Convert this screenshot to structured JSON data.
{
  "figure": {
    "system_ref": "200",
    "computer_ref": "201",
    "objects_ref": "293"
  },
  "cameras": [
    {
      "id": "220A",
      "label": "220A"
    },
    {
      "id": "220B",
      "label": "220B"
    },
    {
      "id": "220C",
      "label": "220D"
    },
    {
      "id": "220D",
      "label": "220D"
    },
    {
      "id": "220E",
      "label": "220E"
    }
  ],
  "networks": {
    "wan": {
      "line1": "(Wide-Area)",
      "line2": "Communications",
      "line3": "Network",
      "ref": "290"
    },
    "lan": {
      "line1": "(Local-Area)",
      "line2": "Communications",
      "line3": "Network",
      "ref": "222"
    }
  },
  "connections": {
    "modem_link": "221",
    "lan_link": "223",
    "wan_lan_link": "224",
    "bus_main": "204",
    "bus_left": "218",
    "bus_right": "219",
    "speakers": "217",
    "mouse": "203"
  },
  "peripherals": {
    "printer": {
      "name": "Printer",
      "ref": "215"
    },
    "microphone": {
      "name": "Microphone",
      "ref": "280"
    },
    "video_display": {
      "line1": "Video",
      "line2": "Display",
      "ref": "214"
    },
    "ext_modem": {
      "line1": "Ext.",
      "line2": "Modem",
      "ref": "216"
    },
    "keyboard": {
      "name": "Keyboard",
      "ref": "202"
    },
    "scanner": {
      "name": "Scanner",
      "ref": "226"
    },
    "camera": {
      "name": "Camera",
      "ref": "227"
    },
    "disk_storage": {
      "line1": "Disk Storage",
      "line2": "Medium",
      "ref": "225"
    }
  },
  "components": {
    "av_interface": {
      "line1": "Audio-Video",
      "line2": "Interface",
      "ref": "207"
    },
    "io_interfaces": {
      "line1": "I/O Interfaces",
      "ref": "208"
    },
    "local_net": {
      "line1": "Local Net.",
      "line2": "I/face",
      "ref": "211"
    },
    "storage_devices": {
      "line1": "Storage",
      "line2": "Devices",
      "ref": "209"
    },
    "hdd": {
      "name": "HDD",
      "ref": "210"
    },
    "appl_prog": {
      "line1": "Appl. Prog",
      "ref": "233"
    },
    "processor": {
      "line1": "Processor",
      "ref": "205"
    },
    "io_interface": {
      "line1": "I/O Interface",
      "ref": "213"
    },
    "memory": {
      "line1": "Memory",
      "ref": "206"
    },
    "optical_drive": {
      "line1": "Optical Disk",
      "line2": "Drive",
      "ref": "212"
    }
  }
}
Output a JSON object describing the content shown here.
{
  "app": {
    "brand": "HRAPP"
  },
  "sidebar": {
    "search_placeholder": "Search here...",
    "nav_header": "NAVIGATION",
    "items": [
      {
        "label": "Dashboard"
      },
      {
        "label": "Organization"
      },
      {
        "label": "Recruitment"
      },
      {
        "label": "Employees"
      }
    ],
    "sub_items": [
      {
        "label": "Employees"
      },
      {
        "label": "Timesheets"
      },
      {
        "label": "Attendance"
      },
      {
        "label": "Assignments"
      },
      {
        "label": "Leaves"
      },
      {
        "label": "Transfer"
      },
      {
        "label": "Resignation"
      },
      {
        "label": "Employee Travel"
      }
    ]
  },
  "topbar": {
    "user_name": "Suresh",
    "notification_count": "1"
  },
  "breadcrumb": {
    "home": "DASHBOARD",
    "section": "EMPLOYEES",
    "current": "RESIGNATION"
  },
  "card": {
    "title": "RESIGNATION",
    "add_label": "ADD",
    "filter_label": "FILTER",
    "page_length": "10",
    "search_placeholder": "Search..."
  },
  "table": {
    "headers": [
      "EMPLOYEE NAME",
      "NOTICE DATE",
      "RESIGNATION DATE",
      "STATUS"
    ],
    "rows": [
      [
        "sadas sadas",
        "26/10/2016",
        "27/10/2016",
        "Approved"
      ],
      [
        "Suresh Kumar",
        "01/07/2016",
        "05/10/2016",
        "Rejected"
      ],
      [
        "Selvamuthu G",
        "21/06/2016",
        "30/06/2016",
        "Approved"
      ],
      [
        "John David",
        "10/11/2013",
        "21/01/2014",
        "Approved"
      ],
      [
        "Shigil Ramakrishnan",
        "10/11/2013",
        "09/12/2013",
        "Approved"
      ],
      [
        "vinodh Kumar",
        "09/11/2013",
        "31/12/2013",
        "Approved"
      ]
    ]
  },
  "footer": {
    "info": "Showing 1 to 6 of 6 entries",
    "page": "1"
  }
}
□ □ □ □ □
Write out the entries above once more, without altering anything.

Convert this screenshot to structured JSON data.
{
  "figure": {
    "system_ref": "200",
    "computer_ref": "201",
    "objects_ref": "293"
  },
  "cameras": [
    {
      "id": "220A",
      "label": "220A"
    },
    {
      "id": "220B",
      "label": "220B"
    },
    {
      "id": "220C",
      "label": "220D"
    },
    {
      "id": "220D",
      "label": "220D"
    },
    {
      "id": "220E",
      "label": "220E"
    }
  ],
  "networks": {
    "wan": {
      "line1": "(Wide-Area)",
      "line2": "Communications",
      "line3": "Network",
      "ref": "290"
    },
    "lan": {
      "line1": "(Local-Area)",
      "line2": "Communications",
      "line3": "Network",
      "ref": "222"
    }
  },
  "connections": {
    "modem_link": "221",
    "lan_link": "223",
    "wan_lan_link": "224",
    "bus_main": "204",
    "bus_left": "218",
    "bus_right": "219",
    "speakers": "217",
    "mouse": "203"
  },
  "peripherals": {
    "printer": {
      "name": "Printer",
      "ref": "215"
    },
    "microphone": {
      "name": "Microphone",
      "ref": "280"
    },
    "video_display": {
      "line1": "Video",
      "line2": "Display",
      "ref": "214"
    },
    "ext_modem": {
      "line1": "Ext.",
      "line2": "Modem",
      "ref": "216"
    },
    "keyboard": {
      "name": "Keyboard",
      "ref": "202"
    },
    "scanner": {
      "name": "Scanner",
      "ref": "226"
    },
    "camera": {
      "name": "Camera",
      "ref": "227"
    },
    "disk_storage": {
      "line1": "Disk Storage",
      "line2": "Medium",
      "ref": "225"
    }
  },
  "components": {
    "av_interface": {
      "line1": "Audio-Video",
      "line2": "Interface",
      "ref": "207"
    },
    "io_interfaces": {
      "line1": "I/O Interfaces",
      "ref": "208"
    },
    "local_net": {
      "line1": "Local Net.",
      "line2": "I/face",
      "ref": "211"
    },
    "storage_devices": {
      "line1": "Storage",
      "line2": "Devices",
      "ref": "209"
    },
    "hdd": {
      "name": "HDD",
      "ref": "210"
    },
    "appl_prog": {
      "line1": "Appl. Prog",
      "ref": "233"
    },
    "processor": {
      "line1": "Processor",
      "ref": "205"
    },
    "io_interface": {
      "line1": "I/O Interface",
      "ref": "213"
    },
    "memory": {
      "line1": "Memory",
      "ref": "206"
    },
    "optical_drive": {
      "line1": "Optical Disk",
      "line2": "Drive",
      "ref": "212"
    }
  }
}
Output a JSON object describing the content shown here.
{
  "app": {
    "brand": "HRAPP"
  },
  "sidebar": {
    "search_placeholder": "Search here...",
    "nav_header": "NAVIGATION",
    "items": [
      {
        "label": "Dashboard"
      },
      {
        "label": "Organization"
      },
      {
        "label": "Recruitment"
      },
      {
        "label": "Employees"
      }
    ],
    "sub_items": [
      {
        "label": "Employees"
      },
      {
        "label": "Timesheets"
      },
      {
        "label": "Attendance"
      },
      {
        "label": "Assignments"
      },
      {
        "label": "Leaves"
      },
      {
        "label": "Transfer"
      },
      {
        "label": "Resignation"
      },
      {
        "label": "Employee Travel"
      }
    ]
  },
  "topbar": {
    "user_name": "Suresh",
    "notification_count": "1"
  },
  "breadcrumb": {
    "home": "DASHBOARD",
    "section": "EMPLOYEES",
    "current": "RESIGNATION"
  },
  "card": {
    "title": "RESIGNATION",
    "add_label": "ADD",
    "filter_label": "FILTER",
    "page_length": "10",
    "search_placeholder": "Search..."
  },
  "table": {
    "headers": [
      "EMPLOYEE NAME",
      "NOTICE DATE",
      "RESIGNATION DATE",
      "STATUS"
    ],
    "rows": [
      [
        "sadas sadas",
        "26/10/2016",
        "27/10/2016",
        "Approved"
      ],
      [
        "Suresh Kumar",
        "01/07/2016",
        "05/10/2016",
        "Rejected"
      ],
      [
        "Selvamuthu G",
        "21/06/2016",
        "30/06/2016",
        "Approved"
      ],
      [
        "John David",
        "10/11/2013",
        "21/01/2014",
        "Approved"
      ],
      [
        "Shigil Ramakrishnan",
        "10/11/2013",
        "09/12/2013",
        "Approved"
      ],
      [
        "vinodh Kumar",
        "09/11/2013",
        "31/12/2013",
        "Approved"
      ]
    ]
  },
  "footer": {
    "info": "Showing 1 to 6 of 6 entries",
    "page": "1"
  }
}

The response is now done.